• Task statement: Copy these lines from the records exactly, starting at the line that contains "power-cell: [614, 231, 617, 235]" and ending after the line that contains "power-cell: [507, 226, 510, 230]".

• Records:
>>>>>

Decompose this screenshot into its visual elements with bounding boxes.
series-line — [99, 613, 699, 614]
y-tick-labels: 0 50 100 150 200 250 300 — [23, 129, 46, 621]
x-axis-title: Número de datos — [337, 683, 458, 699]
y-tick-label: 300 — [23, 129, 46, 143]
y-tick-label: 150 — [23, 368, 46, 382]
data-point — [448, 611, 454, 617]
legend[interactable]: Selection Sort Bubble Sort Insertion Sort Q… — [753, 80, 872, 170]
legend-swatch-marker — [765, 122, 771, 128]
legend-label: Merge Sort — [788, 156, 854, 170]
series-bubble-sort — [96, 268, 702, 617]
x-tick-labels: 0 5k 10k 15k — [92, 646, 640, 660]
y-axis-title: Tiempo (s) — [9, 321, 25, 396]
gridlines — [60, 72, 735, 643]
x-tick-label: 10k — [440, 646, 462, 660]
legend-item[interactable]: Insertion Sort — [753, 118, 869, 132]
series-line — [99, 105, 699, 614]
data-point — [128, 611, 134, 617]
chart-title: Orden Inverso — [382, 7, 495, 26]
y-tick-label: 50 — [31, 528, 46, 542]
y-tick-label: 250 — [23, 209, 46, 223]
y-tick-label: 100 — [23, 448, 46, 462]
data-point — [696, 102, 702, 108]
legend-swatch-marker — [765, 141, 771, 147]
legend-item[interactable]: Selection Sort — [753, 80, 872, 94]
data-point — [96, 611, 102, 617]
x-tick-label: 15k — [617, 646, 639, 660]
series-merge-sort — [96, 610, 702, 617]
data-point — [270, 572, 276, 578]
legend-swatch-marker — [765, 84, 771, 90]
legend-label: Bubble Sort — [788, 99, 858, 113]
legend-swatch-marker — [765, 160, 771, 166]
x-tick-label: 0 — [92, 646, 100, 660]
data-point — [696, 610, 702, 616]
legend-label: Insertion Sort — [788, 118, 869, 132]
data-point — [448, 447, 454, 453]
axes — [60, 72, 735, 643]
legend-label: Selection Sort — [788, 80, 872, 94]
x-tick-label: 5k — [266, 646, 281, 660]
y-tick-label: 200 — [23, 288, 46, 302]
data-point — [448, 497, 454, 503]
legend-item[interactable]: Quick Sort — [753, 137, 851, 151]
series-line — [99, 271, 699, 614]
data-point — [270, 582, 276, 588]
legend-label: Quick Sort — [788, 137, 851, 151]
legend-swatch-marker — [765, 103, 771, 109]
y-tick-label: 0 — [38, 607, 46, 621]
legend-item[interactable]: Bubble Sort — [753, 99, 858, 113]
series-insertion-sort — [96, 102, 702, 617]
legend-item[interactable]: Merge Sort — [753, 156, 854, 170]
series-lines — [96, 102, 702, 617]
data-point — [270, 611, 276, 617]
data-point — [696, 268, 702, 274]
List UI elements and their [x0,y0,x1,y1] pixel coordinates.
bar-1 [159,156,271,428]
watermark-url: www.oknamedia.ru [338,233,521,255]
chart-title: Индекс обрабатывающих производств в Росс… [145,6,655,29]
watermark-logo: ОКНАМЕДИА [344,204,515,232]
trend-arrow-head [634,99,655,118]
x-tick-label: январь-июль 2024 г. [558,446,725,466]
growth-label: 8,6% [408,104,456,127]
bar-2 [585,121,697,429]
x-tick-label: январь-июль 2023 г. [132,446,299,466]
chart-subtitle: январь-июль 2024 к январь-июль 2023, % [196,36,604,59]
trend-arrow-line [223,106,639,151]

<<<<<
>>>>>

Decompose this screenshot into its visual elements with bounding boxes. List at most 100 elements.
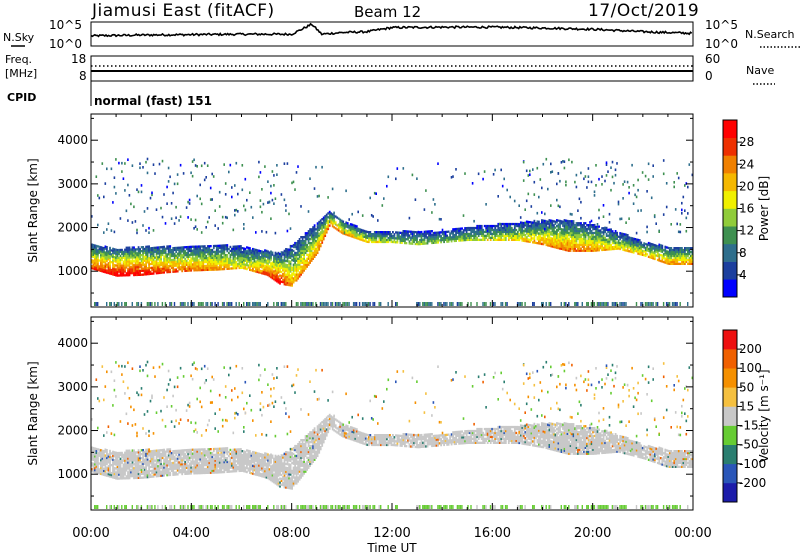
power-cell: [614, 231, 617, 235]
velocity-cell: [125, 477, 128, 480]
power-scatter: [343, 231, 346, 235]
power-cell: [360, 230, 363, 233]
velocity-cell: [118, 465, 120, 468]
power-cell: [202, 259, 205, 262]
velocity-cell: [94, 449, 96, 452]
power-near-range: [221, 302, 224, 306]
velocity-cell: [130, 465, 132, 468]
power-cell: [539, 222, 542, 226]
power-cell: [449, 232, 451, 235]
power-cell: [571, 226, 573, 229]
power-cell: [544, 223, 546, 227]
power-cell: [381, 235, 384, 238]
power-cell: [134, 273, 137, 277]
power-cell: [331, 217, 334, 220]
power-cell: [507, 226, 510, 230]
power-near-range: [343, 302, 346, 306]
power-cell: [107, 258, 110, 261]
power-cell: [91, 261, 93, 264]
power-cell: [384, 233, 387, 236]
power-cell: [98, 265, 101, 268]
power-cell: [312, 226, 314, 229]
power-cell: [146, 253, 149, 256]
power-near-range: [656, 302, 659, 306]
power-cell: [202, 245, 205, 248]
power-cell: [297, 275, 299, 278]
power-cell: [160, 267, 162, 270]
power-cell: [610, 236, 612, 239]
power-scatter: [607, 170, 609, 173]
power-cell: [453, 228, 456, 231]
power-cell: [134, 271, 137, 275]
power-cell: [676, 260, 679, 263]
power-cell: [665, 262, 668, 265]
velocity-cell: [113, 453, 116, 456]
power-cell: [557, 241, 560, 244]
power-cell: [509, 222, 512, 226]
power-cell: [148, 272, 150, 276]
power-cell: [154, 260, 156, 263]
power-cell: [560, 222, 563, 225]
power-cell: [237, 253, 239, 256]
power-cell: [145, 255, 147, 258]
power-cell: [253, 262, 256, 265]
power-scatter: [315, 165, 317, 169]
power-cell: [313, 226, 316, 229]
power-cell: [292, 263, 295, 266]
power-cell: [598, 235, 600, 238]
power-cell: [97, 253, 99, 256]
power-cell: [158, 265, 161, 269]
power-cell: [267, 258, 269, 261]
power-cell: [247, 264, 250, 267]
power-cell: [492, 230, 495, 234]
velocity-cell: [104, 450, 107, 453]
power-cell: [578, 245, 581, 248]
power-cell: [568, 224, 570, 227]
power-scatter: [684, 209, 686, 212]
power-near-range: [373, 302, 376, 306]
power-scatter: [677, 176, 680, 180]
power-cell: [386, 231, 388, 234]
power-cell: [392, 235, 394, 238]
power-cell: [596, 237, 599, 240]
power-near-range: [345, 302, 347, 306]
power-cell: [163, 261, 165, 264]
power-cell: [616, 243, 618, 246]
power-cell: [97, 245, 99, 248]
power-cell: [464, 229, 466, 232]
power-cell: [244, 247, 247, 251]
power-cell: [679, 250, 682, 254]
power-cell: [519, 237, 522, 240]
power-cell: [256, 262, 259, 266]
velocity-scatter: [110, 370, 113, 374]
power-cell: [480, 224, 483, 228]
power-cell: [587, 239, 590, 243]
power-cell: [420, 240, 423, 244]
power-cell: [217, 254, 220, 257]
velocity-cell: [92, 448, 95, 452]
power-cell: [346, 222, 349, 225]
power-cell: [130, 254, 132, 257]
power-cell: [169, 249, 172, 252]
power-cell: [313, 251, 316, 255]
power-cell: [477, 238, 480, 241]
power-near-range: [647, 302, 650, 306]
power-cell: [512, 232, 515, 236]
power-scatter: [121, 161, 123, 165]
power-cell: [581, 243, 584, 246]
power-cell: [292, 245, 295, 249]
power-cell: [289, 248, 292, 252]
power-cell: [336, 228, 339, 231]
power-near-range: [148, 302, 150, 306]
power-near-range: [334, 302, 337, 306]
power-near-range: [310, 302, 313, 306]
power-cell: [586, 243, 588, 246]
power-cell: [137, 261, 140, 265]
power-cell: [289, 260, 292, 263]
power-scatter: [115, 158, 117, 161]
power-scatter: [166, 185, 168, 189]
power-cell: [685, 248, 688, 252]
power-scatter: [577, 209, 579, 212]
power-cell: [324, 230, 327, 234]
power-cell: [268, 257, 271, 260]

<<<<<
>>>>>

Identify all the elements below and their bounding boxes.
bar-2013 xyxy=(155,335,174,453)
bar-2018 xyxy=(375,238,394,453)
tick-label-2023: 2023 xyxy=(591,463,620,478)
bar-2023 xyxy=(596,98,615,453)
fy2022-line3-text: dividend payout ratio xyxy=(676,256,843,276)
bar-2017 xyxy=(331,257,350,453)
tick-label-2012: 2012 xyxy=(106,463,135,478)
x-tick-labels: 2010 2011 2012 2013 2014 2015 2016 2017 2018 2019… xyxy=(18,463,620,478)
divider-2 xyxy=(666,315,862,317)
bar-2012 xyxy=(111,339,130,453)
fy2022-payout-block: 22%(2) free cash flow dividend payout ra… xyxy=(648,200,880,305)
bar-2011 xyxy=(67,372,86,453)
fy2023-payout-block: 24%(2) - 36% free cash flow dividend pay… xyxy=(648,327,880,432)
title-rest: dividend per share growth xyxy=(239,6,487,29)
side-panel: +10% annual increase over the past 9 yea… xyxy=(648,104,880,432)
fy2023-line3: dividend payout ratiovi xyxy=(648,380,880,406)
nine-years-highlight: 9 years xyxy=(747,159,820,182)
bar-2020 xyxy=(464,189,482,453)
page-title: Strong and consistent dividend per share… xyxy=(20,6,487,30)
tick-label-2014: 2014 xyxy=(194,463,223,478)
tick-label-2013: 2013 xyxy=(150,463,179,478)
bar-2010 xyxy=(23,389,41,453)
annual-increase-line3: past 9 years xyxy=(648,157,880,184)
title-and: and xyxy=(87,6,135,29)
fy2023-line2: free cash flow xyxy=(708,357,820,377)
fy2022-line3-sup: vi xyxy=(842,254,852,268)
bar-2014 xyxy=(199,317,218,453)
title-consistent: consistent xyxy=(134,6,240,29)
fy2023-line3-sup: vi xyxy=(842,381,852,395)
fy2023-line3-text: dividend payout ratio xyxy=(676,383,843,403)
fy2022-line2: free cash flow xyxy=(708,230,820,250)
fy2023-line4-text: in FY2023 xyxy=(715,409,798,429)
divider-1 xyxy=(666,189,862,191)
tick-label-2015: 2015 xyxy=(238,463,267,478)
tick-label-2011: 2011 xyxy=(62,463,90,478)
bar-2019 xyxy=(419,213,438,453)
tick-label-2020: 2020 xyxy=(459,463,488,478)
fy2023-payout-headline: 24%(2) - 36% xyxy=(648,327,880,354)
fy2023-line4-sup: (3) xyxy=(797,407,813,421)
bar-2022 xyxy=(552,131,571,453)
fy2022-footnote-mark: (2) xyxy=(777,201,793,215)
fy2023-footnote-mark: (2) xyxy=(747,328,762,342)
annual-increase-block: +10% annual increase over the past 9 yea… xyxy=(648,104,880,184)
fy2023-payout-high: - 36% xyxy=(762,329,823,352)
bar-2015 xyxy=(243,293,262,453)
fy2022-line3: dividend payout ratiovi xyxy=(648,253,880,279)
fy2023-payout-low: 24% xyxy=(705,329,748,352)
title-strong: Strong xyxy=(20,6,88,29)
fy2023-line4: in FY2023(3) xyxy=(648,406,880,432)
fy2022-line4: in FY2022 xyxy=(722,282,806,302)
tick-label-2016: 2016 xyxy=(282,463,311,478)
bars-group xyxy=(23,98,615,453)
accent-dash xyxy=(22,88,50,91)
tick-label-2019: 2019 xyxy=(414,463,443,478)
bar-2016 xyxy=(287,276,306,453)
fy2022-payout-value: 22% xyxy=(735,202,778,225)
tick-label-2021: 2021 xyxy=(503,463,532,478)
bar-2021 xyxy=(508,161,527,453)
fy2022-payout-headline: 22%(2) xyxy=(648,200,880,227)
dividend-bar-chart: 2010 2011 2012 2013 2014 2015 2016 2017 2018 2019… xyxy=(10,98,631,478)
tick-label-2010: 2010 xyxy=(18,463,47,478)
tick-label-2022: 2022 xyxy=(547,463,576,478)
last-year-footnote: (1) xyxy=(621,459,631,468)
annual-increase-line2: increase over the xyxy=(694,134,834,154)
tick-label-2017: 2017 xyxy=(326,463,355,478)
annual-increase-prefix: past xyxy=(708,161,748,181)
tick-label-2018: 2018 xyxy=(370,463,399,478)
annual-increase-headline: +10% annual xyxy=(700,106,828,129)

<<<<<

• Correct answer:
power-cell: [614, 231, 617, 235]
velocity-cell: [125, 477, 128, 480]
power-scatter: [343, 231, 346, 235]
power-cell: [360, 230, 363, 233]
velocity-cell: [118, 465, 120, 468]
power-cell: [202, 259, 205, 262]
velocity-cell: [94, 449, 96, 452]
power-near-range: [221, 302, 224, 306]
velocity-cell: [130, 465, 132, 468]
power-cell: [539, 222, 542, 226]
power-cell: [449, 232, 451, 235]
power-cell: [571, 226, 573, 229]
power-cell: [544, 223, 546, 227]
power-cell: [381, 235, 384, 238]
power-cell: [134, 273, 137, 277]
power-cell: [331, 217, 334, 220]
power-cell: [507, 226, 510, 230]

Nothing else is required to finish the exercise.